**WHAT THIS TASK INVOLVES:**
Could you reproduce every line of the data below verbatim, without changing, reordering, or leaving out anything?
───── DATA IN THIS EXERCISE
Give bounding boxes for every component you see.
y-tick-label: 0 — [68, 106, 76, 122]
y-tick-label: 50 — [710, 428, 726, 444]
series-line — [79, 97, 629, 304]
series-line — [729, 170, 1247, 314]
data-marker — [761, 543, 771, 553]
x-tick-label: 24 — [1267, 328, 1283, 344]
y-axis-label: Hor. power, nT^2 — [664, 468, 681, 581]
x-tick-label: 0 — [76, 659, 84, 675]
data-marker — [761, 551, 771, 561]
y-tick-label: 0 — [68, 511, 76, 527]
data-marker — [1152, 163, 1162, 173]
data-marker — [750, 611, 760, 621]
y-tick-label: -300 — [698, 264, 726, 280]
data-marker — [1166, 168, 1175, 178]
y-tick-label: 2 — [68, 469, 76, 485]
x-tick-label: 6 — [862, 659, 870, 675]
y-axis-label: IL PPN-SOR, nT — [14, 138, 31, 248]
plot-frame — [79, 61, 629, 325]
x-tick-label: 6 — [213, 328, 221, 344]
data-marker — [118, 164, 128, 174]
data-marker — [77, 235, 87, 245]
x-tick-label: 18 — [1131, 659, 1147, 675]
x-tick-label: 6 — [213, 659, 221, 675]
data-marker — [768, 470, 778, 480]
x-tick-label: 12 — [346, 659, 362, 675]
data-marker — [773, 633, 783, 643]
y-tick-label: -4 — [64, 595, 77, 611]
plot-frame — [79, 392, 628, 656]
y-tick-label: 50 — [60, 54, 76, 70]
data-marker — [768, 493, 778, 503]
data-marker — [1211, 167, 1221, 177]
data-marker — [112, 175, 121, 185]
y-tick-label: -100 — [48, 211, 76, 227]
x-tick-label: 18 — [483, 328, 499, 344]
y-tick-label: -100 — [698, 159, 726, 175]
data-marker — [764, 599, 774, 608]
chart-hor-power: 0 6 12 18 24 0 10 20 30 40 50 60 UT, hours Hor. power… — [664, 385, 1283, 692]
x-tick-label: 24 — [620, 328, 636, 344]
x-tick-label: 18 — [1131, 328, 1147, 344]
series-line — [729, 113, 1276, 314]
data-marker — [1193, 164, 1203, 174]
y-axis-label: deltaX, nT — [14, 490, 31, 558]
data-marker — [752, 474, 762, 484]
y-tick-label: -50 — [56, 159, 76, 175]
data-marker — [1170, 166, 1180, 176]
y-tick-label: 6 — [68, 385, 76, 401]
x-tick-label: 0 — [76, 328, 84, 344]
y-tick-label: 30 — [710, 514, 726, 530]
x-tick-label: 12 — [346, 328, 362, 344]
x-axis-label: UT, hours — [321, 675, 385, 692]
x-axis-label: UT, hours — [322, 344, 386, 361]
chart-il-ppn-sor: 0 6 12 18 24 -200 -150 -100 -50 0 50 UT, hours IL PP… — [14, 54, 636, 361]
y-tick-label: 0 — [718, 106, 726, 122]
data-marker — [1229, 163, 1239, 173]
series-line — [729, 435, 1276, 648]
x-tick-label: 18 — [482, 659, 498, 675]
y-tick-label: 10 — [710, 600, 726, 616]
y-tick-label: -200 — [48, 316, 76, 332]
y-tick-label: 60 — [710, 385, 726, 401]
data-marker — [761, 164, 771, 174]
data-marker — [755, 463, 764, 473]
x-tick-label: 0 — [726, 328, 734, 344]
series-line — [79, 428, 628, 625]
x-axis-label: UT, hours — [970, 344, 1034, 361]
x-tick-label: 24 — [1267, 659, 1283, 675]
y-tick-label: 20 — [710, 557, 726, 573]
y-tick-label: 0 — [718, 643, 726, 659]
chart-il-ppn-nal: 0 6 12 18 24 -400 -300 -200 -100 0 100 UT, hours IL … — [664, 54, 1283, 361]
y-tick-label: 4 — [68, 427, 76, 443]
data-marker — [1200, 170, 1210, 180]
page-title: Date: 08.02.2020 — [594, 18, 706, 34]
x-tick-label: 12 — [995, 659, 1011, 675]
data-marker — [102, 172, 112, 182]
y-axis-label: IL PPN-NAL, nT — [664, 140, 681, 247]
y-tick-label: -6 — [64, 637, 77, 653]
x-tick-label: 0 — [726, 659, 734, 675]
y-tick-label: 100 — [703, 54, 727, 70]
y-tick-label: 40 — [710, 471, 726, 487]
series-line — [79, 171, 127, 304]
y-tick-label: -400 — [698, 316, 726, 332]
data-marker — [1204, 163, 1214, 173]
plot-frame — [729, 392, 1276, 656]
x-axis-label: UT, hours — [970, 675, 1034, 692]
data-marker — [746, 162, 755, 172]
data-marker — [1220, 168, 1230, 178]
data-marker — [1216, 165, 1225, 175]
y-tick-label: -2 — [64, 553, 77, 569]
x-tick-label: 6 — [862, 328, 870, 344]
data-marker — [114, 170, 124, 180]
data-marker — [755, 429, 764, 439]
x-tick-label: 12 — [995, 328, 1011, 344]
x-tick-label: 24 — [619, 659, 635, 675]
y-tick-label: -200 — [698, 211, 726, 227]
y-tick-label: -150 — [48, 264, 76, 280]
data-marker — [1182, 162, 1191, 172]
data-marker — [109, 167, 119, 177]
──────────
**TASK SOLUTION:**
Give bounding boxes for every component you see.
y-tick-label: 0 — [68, 106, 76, 122]
y-tick-label: 50 — [710, 428, 726, 444]
series-line — [79, 97, 629, 304]
series-line — [729, 170, 1247, 314]
data-marker — [761, 543, 771, 553]
x-tick-label: 24 — [1267, 328, 1283, 344]
y-axis-label: Hor. power, nT^2 — [664, 468, 681, 581]
x-tick-label: 0 — [76, 659, 84, 675]
data-marker — [761, 551, 771, 561]
y-tick-label: 0 — [68, 511, 76, 527]
data-marker — [1152, 163, 1162, 173]
data-marker — [750, 611, 760, 621]
y-tick-label: -300 — [698, 264, 726, 280]
data-marker — [1166, 168, 1175, 178]
y-tick-label: 2 — [68, 469, 76, 485]
x-tick-label: 6 — [862, 659, 870, 675]
y-axis-label: IL PPN-SOR, nT — [14, 138, 31, 248]
plot-frame — [79, 61, 629, 325]
x-tick-label: 6 — [213, 328, 221, 344]
data-marker — [118, 164, 128, 174]
data-marker — [77, 235, 87, 245]
x-tick-label: 18 — [1131, 659, 1147, 675]
x-tick-label: 6 — [213, 659, 221, 675]
data-marker — [768, 470, 778, 480]
x-tick-label: 12 — [346, 659, 362, 675]
data-marker — [773, 633, 783, 643]
y-tick-label: -4 — [64, 595, 77, 611]
plot-frame — [79, 392, 628, 656]
y-tick-label: 50 — [60, 54, 76, 70]
data-marker — [768, 493, 778, 503]
data-marker — [1211, 167, 1221, 177]
data-marker — [112, 175, 121, 185]
y-tick-label: -100 — [48, 211, 76, 227]
x-tick-label: 18 — [483, 328, 499, 344]
y-tick-label: -100 — [698, 159, 726, 175]
data-marker — [764, 599, 774, 608]
chart-hor-power: 0 6 12 18 24 0 10 20 30 40 50 60 UT, hours Hor. power… — [664, 385, 1283, 692]
x-tick-label: 24 — [620, 328, 636, 344]
x-tick-label: 18 — [1131, 328, 1147, 344]
series-line — [729, 113, 1276, 314]
data-marker — [1193, 164, 1203, 174]
y-axis-label: deltaX, nT — [14, 490, 31, 558]
data-marker — [752, 474, 762, 484]
y-tick-label: -50 — [56, 159, 76, 175]
data-marker — [1170, 166, 1180, 176]
y-tick-label: 6 — [68, 385, 76, 401]
x-tick-label: 0 — [76, 328, 84, 344]
y-tick-label: 30 — [710, 514, 726, 530]
x-tick-label: 12 — [346, 328, 362, 344]
x-axis-label: UT, hours — [321, 675, 385, 692]
x-axis-label: UT, hours — [322, 344, 386, 361]
chart-il-ppn-sor: 0 6 12 18 24 -200 -150 -100 -50 0 50 UT, hours IL PP… — [14, 54, 636, 361]
y-tick-label: 0 — [718, 106, 726, 122]
data-marker — [1229, 163, 1239, 173]
series-line — [729, 435, 1276, 648]
x-tick-label: 18 — [482, 659, 498, 675]
y-tick-label: 10 — [710, 600, 726, 616]
y-tick-label: -200 — [48, 316, 76, 332]
y-tick-label: 60 — [710, 385, 726, 401]
data-marker — [761, 164, 771, 174]
data-marker — [755, 463, 764, 473]
x-tick-label: 0 — [726, 328, 734, 344]
series-line — [79, 428, 628, 625]
x-axis-label: UT, hours — [970, 344, 1034, 361]
x-tick-label: 24 — [1267, 659, 1283, 675]
y-tick-label: 20 — [710, 557, 726, 573]
y-tick-label: 0 — [718, 643, 726, 659]
chart-il-ppn-nal: 0 6 12 18 24 -400 -300 -200 -100 0 100 UT, hours IL … — [664, 54, 1283, 361]
y-tick-label: 4 — [68, 427, 76, 443]
data-marker — [1200, 170, 1210, 180]
page-title: Date: 08.02.2020 — [594, 18, 706, 34]
x-tick-label: 12 — [995, 659, 1011, 675]
data-marker — [102, 172, 112, 182]
y-axis-label: IL PPN-NAL, nT — [664, 140, 681, 247]
y-tick-label: -6 — [64, 637, 77, 653]
x-tick-label: 0 — [726, 659, 734, 675]
y-tick-label: 100 — [703, 54, 727, 70]
y-tick-label: 40 — [710, 471, 726, 487]
series-line — [79, 171, 127, 304]
y-tick-label: -400 — [698, 316, 726, 332]
data-marker — [1204, 163, 1214, 173]
plot-frame — [729, 392, 1276, 656]
x-axis-label: UT, hours — [970, 675, 1034, 692]
data-marker — [746, 162, 755, 172]
data-marker — [1220, 168, 1230, 178]
data-marker — [1216, 165, 1225, 175]
y-tick-label: -2 — [64, 553, 77, 569]
x-tick-label: 6 — [862, 328, 870, 344]
data-marker — [114, 170, 124, 180]
data-marker — [755, 429, 764, 439]
x-tick-label: 12 — [995, 328, 1011, 344]
x-tick-label: 24 — [619, 659, 635, 675]
y-tick-label: -200 — [698, 211, 726, 227]
y-tick-label: -150 — [48, 264, 76, 280]
data-marker — [1182, 162, 1191, 172]
data-marker — [109, 167, 119, 177]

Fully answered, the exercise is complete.